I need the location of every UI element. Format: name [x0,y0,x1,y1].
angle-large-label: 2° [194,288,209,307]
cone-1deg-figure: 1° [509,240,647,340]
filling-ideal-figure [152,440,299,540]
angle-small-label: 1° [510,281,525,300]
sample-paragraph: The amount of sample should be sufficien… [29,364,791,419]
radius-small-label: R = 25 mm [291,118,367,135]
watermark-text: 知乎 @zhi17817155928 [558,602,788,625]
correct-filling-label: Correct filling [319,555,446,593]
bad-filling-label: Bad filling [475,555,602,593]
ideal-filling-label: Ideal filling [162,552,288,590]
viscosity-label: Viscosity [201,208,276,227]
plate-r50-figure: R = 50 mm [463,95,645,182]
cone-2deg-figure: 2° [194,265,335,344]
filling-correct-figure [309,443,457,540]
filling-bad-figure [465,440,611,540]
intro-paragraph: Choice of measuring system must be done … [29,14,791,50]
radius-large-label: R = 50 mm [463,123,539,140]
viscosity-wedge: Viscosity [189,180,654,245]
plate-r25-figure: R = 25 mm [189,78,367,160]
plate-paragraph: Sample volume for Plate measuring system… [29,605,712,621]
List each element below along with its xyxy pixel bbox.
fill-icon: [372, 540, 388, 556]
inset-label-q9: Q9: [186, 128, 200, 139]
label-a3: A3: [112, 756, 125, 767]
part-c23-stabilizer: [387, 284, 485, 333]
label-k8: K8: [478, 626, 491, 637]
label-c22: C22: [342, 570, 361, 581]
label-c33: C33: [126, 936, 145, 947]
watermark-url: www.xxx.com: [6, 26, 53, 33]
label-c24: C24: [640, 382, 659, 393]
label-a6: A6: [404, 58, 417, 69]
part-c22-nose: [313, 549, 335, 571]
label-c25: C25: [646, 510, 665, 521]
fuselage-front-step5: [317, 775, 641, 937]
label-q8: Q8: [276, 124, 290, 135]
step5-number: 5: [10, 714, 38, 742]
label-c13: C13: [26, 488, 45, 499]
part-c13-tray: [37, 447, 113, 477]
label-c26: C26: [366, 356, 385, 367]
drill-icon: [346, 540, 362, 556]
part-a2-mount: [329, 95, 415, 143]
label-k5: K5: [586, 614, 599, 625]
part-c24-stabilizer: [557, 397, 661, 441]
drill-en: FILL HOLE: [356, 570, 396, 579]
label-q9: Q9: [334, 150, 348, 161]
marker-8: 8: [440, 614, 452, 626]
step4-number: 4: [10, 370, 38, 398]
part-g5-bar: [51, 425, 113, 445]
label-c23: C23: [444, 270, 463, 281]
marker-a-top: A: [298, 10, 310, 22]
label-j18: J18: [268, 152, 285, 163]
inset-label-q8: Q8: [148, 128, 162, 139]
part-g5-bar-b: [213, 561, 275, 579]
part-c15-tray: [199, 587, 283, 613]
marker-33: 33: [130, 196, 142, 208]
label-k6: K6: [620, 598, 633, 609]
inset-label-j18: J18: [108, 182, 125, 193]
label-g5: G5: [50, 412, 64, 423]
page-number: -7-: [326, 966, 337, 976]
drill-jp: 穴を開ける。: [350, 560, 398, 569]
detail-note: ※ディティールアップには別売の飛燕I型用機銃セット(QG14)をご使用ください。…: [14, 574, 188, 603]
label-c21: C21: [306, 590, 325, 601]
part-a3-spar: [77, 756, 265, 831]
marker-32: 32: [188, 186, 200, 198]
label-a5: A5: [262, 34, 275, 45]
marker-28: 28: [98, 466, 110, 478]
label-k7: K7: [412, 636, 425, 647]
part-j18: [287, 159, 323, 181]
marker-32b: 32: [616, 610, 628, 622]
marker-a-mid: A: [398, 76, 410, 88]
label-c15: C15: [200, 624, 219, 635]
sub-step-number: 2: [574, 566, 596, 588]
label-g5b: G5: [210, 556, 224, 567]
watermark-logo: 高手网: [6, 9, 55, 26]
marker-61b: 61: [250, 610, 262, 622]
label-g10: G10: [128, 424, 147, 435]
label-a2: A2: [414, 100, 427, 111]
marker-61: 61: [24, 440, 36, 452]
..............................
• _SHORT TASK_
Reproduce word for word the stretch of lines from the first line through the line that contains "bad-filling-label: Bad filling", including both of those lines.

• _COMPLETE ANSWER_
I need the location of every UI element. Format: name [x0,y0,x1,y1].
angle-large-label: 2° [194,288,209,307]
cone-1deg-figure: 1° [509,240,647,340]
filling-ideal-figure [152,440,299,540]
angle-small-label: 1° [510,281,525,300]
sample-paragraph: The amount of sample should be sufficien… [29,364,791,419]
radius-small-label: R = 25 mm [291,118,367,135]
watermark-text: 知乎 @zhi17817155928 [558,602,788,625]
correct-filling-label: Correct filling [319,555,446,593]
bad-filling-label: Bad filling [475,555,602,593]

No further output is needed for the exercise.